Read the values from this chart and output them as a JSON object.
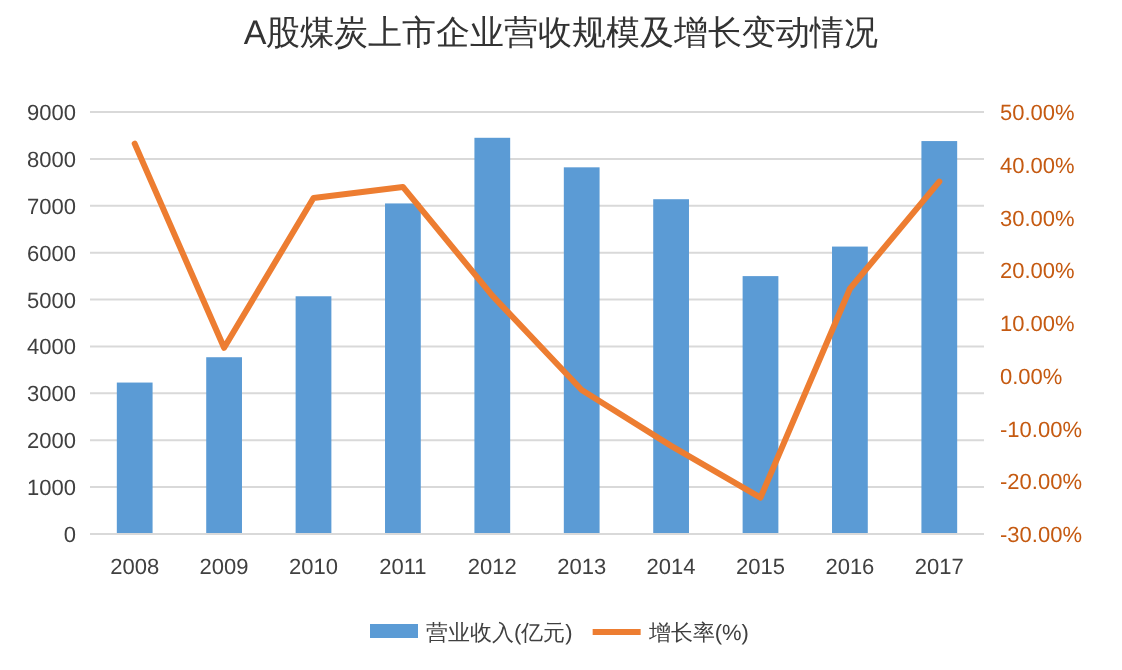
{
  "chart_data": {
    "type": "bar",
    "title": "A股煤炭上市企业营收规模及增长变动情况",
    "categories": [
      "2008",
      "2009",
      "2010",
      "2011",
      "2012",
      "2013",
      "2014",
      "2015",
      "2016",
      "2017"
    ],
    "series": [
      {
        "name": "营业收入(亿元)",
        "color": "#5b9bd5",
        "values": [
          3230,
          3770,
          5070,
          7050,
          8450,
          7820,
          7140,
          5500,
          6130,
          8380
        ]
      },
      {
        "name": "增长率(%)",
        "type": "line",
        "axis": "y2",
        "color": "#ed7d31",
        "values": [
          44.0,
          5.3,
          33.7,
          35.8,
          15.2,
          -2.7,
          -13.3,
          -23.1,
          16.5,
          36.8
        ]
      }
    ],
    "ylim": [
      0,
      9000
    ],
    "yticks": [
      0,
      1000,
      2000,
      3000,
      4000,
      5000,
      6000,
      7000,
      8000,
      9000
    ],
    "y2lim": [
      -30,
      50
    ],
    "y2ticks": [
      {
        "value": -30,
        "label": "-30.00%"
      },
      {
        "value": -20,
        "label": "-20.00%"
      },
      {
        "value": -10,
        "label": "-10.00%"
      },
      {
        "value": 0,
        "label": "0.00%"
      },
      {
        "value": 10,
        "label": "10.00%"
      },
      {
        "value": 20,
        "label": "20.00%"
      },
      {
        "value": 30,
        "label": "30.00%"
      },
      {
        "value": 40,
        "label": "40.00%"
      },
      {
        "value": 50,
        "label": "50.00%"
      }
    ],
    "grid": "y",
    "legend": "bottom"
  }
}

......

WHAT IS EXPECTED
Report how many lines in this data include the string "label", and nothing else.

TASK SOLUTION
9